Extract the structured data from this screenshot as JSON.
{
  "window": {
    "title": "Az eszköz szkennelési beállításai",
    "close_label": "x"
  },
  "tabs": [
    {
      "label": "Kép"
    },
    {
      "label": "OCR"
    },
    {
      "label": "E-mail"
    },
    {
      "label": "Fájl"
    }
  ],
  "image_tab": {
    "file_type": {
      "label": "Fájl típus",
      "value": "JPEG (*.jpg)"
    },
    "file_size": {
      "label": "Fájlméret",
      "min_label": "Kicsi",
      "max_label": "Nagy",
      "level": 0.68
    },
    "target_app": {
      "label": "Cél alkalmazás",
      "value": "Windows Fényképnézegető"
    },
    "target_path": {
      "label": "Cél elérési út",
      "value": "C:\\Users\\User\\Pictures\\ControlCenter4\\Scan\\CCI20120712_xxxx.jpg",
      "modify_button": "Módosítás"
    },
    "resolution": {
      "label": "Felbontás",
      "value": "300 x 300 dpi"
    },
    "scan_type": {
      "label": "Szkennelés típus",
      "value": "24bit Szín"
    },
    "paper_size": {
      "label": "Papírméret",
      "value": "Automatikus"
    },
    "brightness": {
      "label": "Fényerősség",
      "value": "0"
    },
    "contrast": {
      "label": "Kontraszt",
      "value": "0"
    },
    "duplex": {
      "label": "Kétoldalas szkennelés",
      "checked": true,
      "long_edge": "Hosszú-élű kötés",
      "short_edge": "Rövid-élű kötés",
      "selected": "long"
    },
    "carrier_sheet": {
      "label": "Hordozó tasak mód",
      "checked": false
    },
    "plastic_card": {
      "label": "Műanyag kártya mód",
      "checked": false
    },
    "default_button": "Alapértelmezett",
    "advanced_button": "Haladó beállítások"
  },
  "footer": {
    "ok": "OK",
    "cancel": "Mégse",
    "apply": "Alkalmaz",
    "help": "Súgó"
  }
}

## [Direction]
Every line of the records above needs to be given again exactly.

## [The answer]
Extract the structured data from this screenshot as JSON.
{
  "window": {
    "title": "Az eszköz szkennelési beállításai",
    "close_label": "x"
  },
  "tabs": [
    {
      "label": "Kép"
    },
    {
      "label": "OCR"
    },
    {
      "label": "E-mail"
    },
    {
      "label": "Fájl"
    }
  ],
  "image_tab": {
    "file_type": {
      "label": "Fájl típus",
      "value": "JPEG (*.jpg)"
    },
    "file_size": {
      "label": "Fájlméret",
      "min_label": "Kicsi",
      "max_label": "Nagy",
      "level": 0.68
    },
    "target_app": {
      "label": "Cél alkalmazás",
      "value": "Windows Fényképnézegető"
    },
    "target_path": {
      "label": "Cél elérési út",
      "value": "C:\\Users\\User\\Pictures\\ControlCenter4\\Scan\\CCI20120712_xxxx.jpg",
      "modify_button": "Módosítás"
    },
    "resolution": {
      "label": "Felbontás",
      "value": "300 x 300 dpi"
    },
    "scan_type": {
      "label": "Szkennelés típus",
      "value": "24bit Szín"
    },
    "paper_size": {
      "label": "Papírméret",
      "value": "Automatikus"
    },
    "brightness": {
      "label": "Fényerősség",
      "value": "0"
    },
    "contrast": {
      "label": "Kontraszt",
      "value": "0"
    },
    "duplex": {
      "label": "Kétoldalas szkennelés",
      "checked": true,
      "long_edge": "Hosszú-élű kötés",
      "short_edge": "Rövid-élű kötés",
      "selected": "long"
    },
    "carrier_sheet": {
      "label": "Hordozó tasak mód",
      "checked": false
    },
    "plastic_card": {
      "label": "Műanyag kártya mód",
      "checked": false
    },
    "default_button": "Alapértelmezett",
    "advanced_button": "Haladó beállítások"
  },
  "footer": {
    "ok": "OK",
    "cancel": "Mégse",
    "apply": "Alkalmaz",
    "help": "Súgó"
  }
}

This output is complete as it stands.